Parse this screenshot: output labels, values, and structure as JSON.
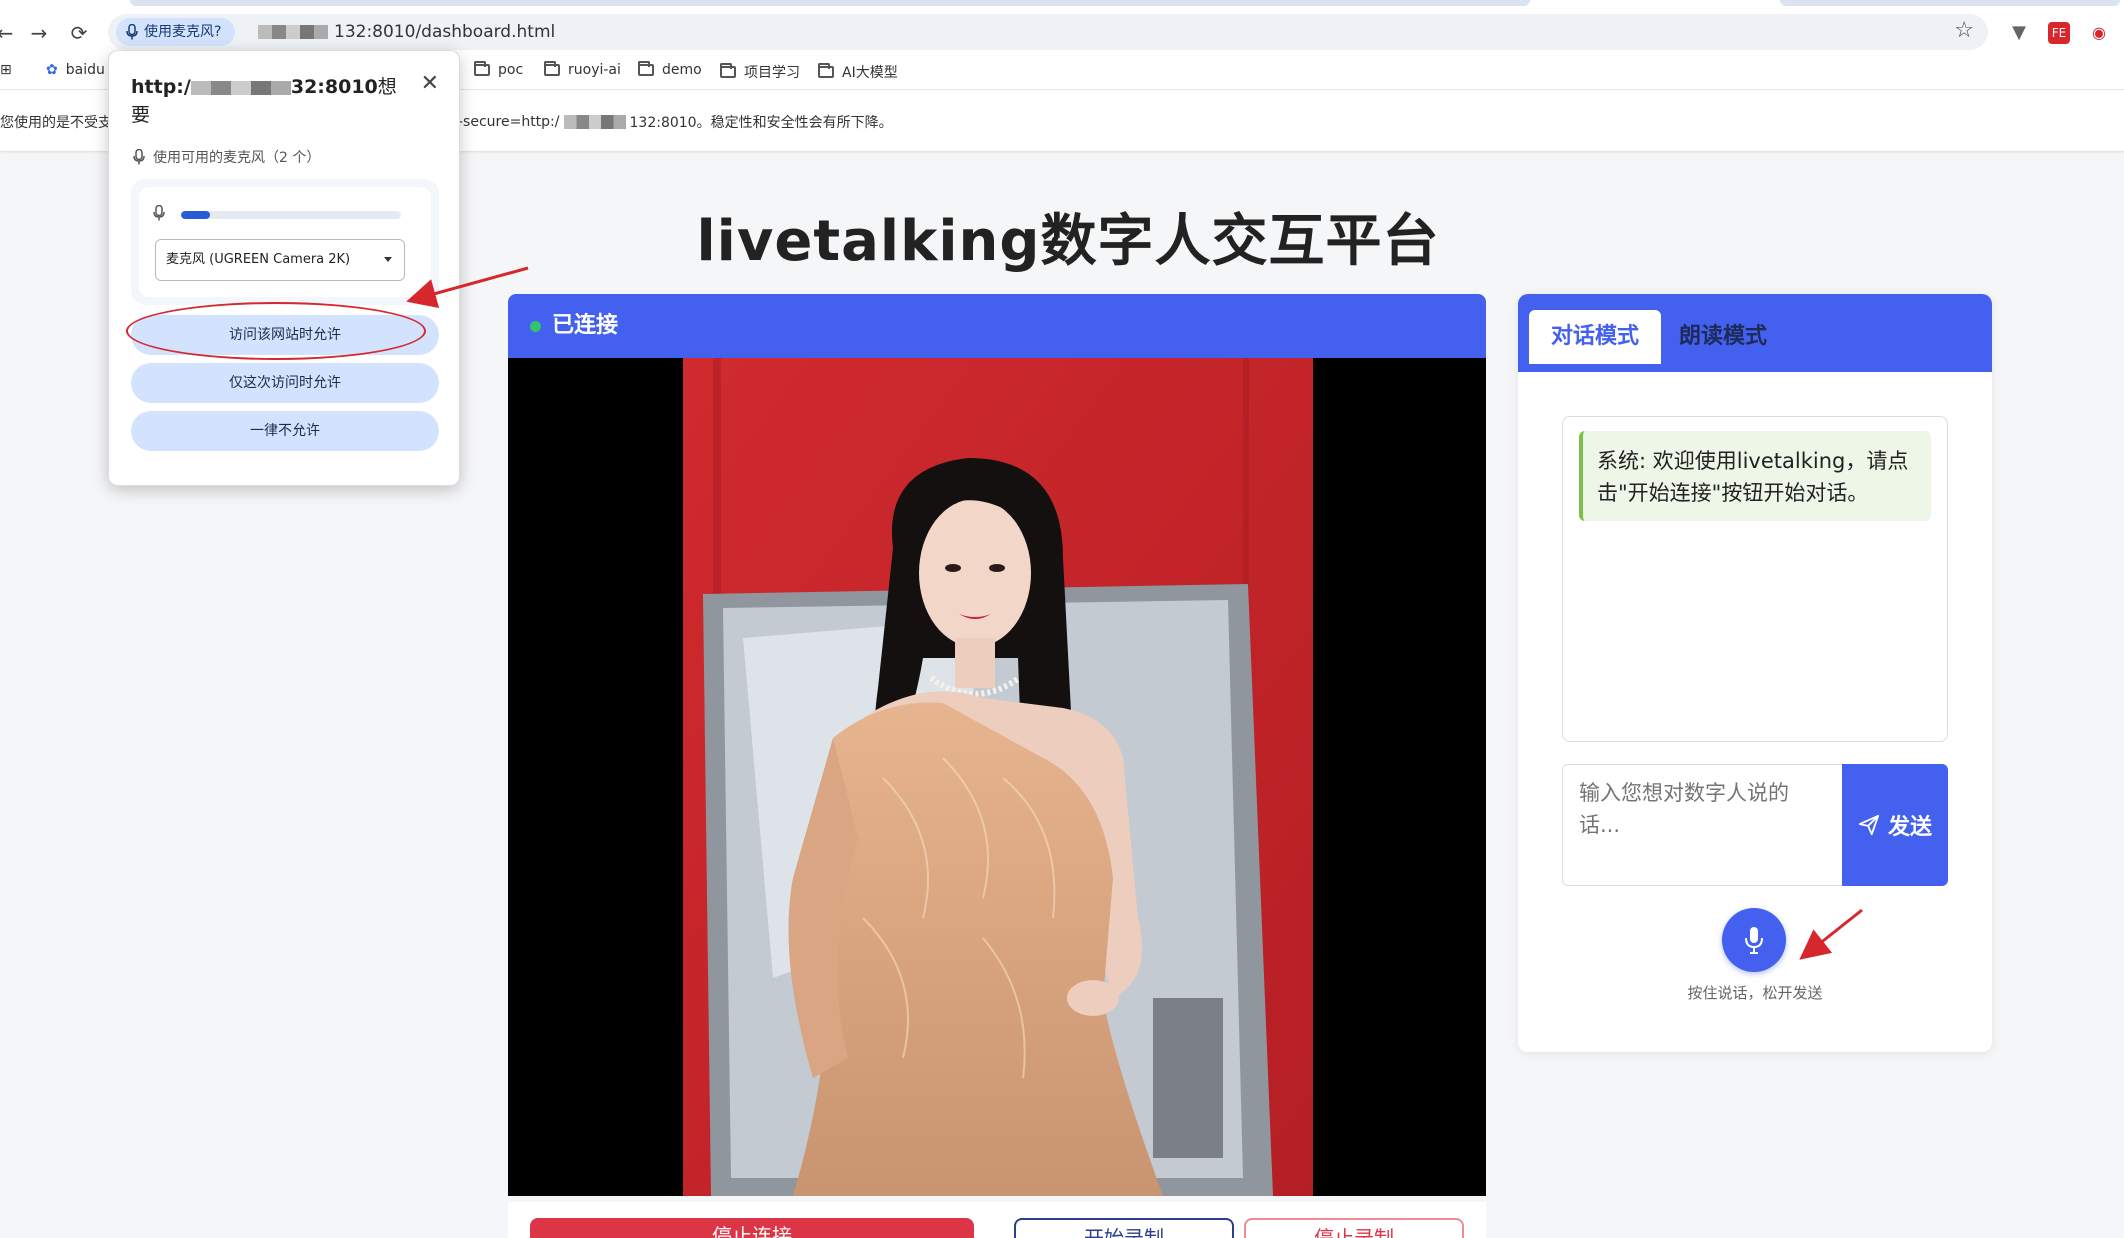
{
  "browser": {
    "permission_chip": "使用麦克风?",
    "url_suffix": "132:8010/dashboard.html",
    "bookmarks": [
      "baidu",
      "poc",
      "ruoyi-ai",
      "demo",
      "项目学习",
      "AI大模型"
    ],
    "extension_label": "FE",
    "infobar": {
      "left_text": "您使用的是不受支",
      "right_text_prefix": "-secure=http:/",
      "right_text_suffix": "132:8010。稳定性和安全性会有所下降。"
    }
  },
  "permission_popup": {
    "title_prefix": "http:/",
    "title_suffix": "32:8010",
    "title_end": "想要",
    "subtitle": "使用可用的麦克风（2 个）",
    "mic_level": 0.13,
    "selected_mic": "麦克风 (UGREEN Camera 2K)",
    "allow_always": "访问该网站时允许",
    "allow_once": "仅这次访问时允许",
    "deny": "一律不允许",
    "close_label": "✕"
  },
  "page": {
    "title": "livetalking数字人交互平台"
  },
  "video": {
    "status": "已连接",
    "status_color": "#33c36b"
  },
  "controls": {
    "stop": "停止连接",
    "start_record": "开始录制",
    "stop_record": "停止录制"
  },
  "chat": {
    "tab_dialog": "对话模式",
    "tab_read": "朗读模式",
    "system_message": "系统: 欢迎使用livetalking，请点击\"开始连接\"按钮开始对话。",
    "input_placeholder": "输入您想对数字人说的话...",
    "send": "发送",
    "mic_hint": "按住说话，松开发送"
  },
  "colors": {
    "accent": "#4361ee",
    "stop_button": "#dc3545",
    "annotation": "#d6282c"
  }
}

——————

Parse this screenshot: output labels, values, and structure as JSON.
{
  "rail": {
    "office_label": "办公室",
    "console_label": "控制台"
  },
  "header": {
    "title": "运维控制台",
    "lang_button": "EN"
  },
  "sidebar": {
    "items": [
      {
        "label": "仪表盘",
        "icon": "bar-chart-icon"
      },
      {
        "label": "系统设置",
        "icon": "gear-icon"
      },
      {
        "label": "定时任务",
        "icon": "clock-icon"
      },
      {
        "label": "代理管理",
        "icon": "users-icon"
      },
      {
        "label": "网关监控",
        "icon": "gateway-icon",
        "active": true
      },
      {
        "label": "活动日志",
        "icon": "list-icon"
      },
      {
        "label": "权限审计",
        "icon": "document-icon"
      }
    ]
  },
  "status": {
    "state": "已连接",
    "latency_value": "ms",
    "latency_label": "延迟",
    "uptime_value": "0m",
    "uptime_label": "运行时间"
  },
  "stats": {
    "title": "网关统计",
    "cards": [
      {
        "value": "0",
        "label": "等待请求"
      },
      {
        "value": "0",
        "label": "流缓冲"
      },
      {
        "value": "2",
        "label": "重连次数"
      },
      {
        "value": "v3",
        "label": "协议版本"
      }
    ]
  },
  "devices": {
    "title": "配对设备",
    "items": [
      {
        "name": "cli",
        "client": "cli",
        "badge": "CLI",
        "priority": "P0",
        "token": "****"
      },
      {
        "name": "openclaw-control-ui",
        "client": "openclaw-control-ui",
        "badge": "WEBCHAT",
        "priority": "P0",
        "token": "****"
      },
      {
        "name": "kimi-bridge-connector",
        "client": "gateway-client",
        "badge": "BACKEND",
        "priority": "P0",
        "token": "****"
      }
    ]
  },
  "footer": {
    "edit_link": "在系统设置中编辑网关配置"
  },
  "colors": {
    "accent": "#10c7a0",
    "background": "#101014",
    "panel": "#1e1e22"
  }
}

——————

TASK BRIEF:
Identify how many lines in the entries above contain the word "gateway" and provide only that figure.

THE RESULT:
2